Each entry must be given again exactly; images do not belong in the copy.

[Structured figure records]
════════

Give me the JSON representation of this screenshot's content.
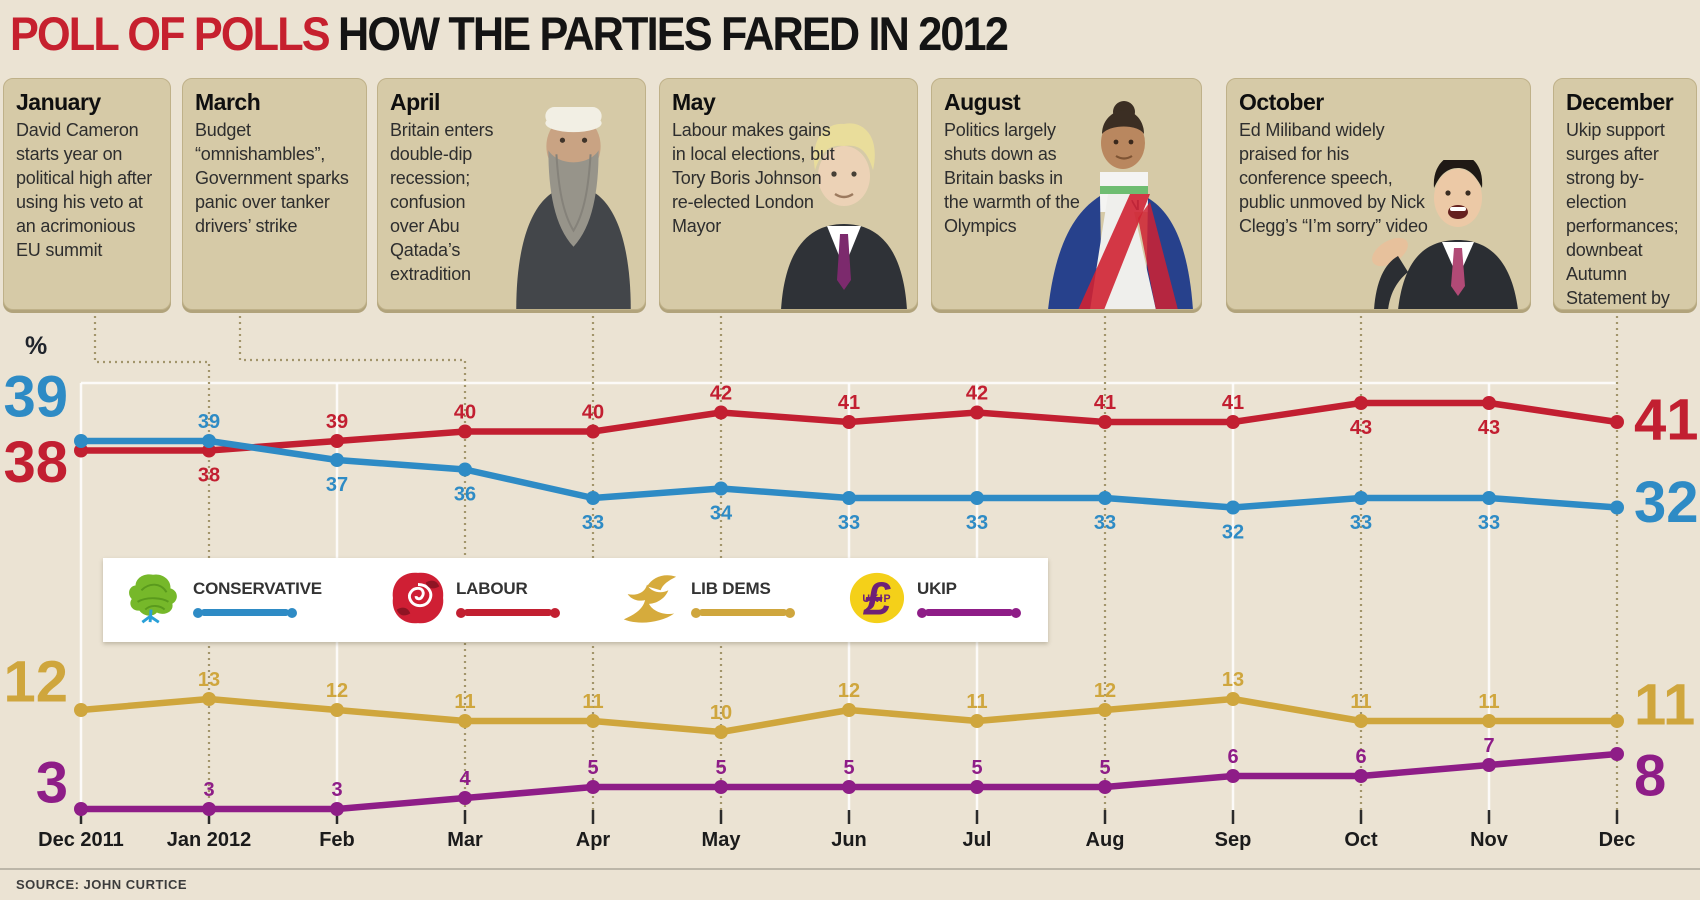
{
  "title": {
    "highlight": "POLL OF POLLS",
    "rest": "HOW THE PARTIES FARED IN 2012"
  },
  "source": "SOURCE: JOHN CURTICE",
  "annotations": [
    {
      "month": "January",
      "text": "David Cameron starts year on political high after using his veto at an acrimonious EU summit"
    },
    {
      "month": "March",
      "text": "Budget “omnishambles”, Government sparks panic over tanker drivers’ strike"
    },
    {
      "month": "April",
      "text": "Britain enters double-dip recession; confusion over Abu Qatada’s extradition",
      "photo": "abu-qatada"
    },
    {
      "month": "May",
      "text": "Labour makes gains in local elections, but Tory Boris Johnson re-elected London Mayor",
      "photo": "boris-johnson"
    },
    {
      "month": "August",
      "text": "Politics largely shuts down as Britain basks in the warmth of the Olympics",
      "photo": "jessica-ennis"
    },
    {
      "month": "October",
      "text": "Ed Miliband widely praised for his conference speech, public unmoved by Nick Clegg’s “I’m sorry” video",
      "photo": "ed-miliband"
    },
    {
      "month": "December",
      "text": "Ukip support surges after strong by-election performances; downbeat Autumn Statement by George Osborne"
    }
  ],
  "legend": [
    {
      "party": "CONSERVATIVE",
      "color": "#2e8bc5",
      "logo": "conservative-tree"
    },
    {
      "party": "LABOUR",
      "color": "#c21f31",
      "logo": "labour-rose"
    },
    {
      "party": "LIB DEMS",
      "color": "#cfa63d",
      "logo": "libdem-bird"
    },
    {
      "party": "UKIP",
      "color": "#8e1d87",
      "logo": "ukip-pound"
    }
  ],
  "chart_data": {
    "type": "line",
    "x": [
      "Dec 2011",
      "Jan 2012",
      "Feb",
      "Mar",
      "Apr",
      "May",
      "Jun",
      "Jul",
      "Aug",
      "Sep",
      "Oct",
      "Nov",
      "Dec"
    ],
    "ylabel": "%",
    "ylim_top_band": [
      32,
      43
    ],
    "ylim_bottom_band": [
      3,
      13
    ],
    "legend_position": "middle-inset",
    "grid": "vertical-months",
    "series": [
      {
        "name": "Conservative",
        "color": "#2e8bc5",
        "values": [
          39,
          39,
          37,
          36,
          33,
          34,
          33,
          33,
          33,
          32,
          33,
          33,
          32
        ],
        "label_below": [
          2,
          3,
          4,
          5,
          6,
          7,
          8,
          9,
          10,
          11
        ]
      },
      {
        "name": "Labour",
        "color": "#c21f31",
        "values": [
          38,
          38,
          39,
          40,
          40,
          42,
          41,
          42,
          41,
          41,
          43,
          43,
          41
        ],
        "label_below": [
          1,
          10,
          11
        ]
      },
      {
        "name": "Lib Dems",
        "color": "#cfa63d",
        "values": [
          12,
          13,
          12,
          11,
          11,
          10,
          12,
          11,
          12,
          13,
          11,
          11,
          11
        ],
        "label_below": []
      },
      {
        "name": "UKIP",
        "color": "#8e1d87",
        "values": [
          3,
          3,
          3,
          4,
          5,
          5,
          5,
          5,
          5,
          6,
          6,
          7,
          8
        ],
        "label_below": []
      }
    ],
    "annotated_months": [
      1,
      3,
      4,
      5,
      8,
      10,
      12
    ],
    "grid_months": [
      0,
      2,
      6,
      7,
      9,
      11
    ]
  }
}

════════

SOLUTION TO THIS TASK:
Give me the JSON representation of this screenshot's content.
{
  "title": {
    "highlight": "POLL OF POLLS",
    "rest": "HOW THE PARTIES FARED IN 2012"
  },
  "source": "SOURCE: JOHN CURTICE",
  "annotations": [
    {
      "month": "January",
      "text": "David Cameron starts year on political high after using his veto at an acrimonious EU summit"
    },
    {
      "month": "March",
      "text": "Budget “omnishambles”, Government sparks panic over tanker drivers’ strike"
    },
    {
      "month": "April",
      "text": "Britain enters double-dip recession; confusion over Abu Qatada’s extradition",
      "photo": "abu-qatada"
    },
    {
      "month": "May",
      "text": "Labour makes gains in local elections, but Tory Boris Johnson re-elected London Mayor",
      "photo": "boris-johnson"
    },
    {
      "month": "August",
      "text": "Politics largely shuts down as Britain basks in the warmth of the Olympics",
      "photo": "jessica-ennis"
    },
    {
      "month": "October",
      "text": "Ed Miliband widely praised for his conference speech, public unmoved by Nick Clegg’s “I’m sorry” video",
      "photo": "ed-miliband"
    },
    {
      "month": "December",
      "text": "Ukip support surges after strong by-election performances; downbeat Autumn Statement by George Osborne"
    }
  ],
  "legend": [
    {
      "party": "CONSERVATIVE",
      "color": "#2e8bc5",
      "logo": "conservative-tree"
    },
    {
      "party": "LABOUR",
      "color": "#c21f31",
      "logo": "labour-rose"
    },
    {
      "party": "LIB DEMS",
      "color": "#cfa63d",
      "logo": "libdem-bird"
    },
    {
      "party": "UKIP",
      "color": "#8e1d87",
      "logo": "ukip-pound"
    }
  ],
  "chart_data": {
    "type": "line",
    "x": [
      "Dec 2011",
      "Jan 2012",
      "Feb",
      "Mar",
      "Apr",
      "May",
      "Jun",
      "Jul",
      "Aug",
      "Sep",
      "Oct",
      "Nov",
      "Dec"
    ],
    "ylabel": "%",
    "ylim_top_band": [
      32,
      43
    ],
    "ylim_bottom_band": [
      3,
      13
    ],
    "legend_position": "middle-inset",
    "grid": "vertical-months",
    "series": [
      {
        "name": "Conservative",
        "color": "#2e8bc5",
        "values": [
          39,
          39,
          37,
          36,
          33,
          34,
          33,
          33,
          33,
          32,
          33,
          33,
          32
        ],
        "label_below": [
          2,
          3,
          4,
          5,
          6,
          7,
          8,
          9,
          10,
          11
        ]
      },
      {
        "name": "Labour",
        "color": "#c21f31",
        "values": [
          38,
          38,
          39,
          40,
          40,
          42,
          41,
          42,
          41,
          41,
          43,
          43,
          41
        ],
        "label_below": [
          1,
          10,
          11
        ]
      },
      {
        "name": "Lib Dems",
        "color": "#cfa63d",
        "values": [
          12,
          13,
          12,
          11,
          11,
          10,
          12,
          11,
          12,
          13,
          11,
          11,
          11
        ],
        "label_below": []
      },
      {
        "name": "UKIP",
        "color": "#8e1d87",
        "values": [
          3,
          3,
          3,
          4,
          5,
          5,
          5,
          5,
          5,
          6,
          6,
          7,
          8
        ],
        "label_below": []
      }
    ],
    "annotated_months": [
      1,
      3,
      4,
      5,
      8,
      10,
      12
    ],
    "grid_months": [
      0,
      2,
      6,
      7,
      9,
      11
    ]
  }
}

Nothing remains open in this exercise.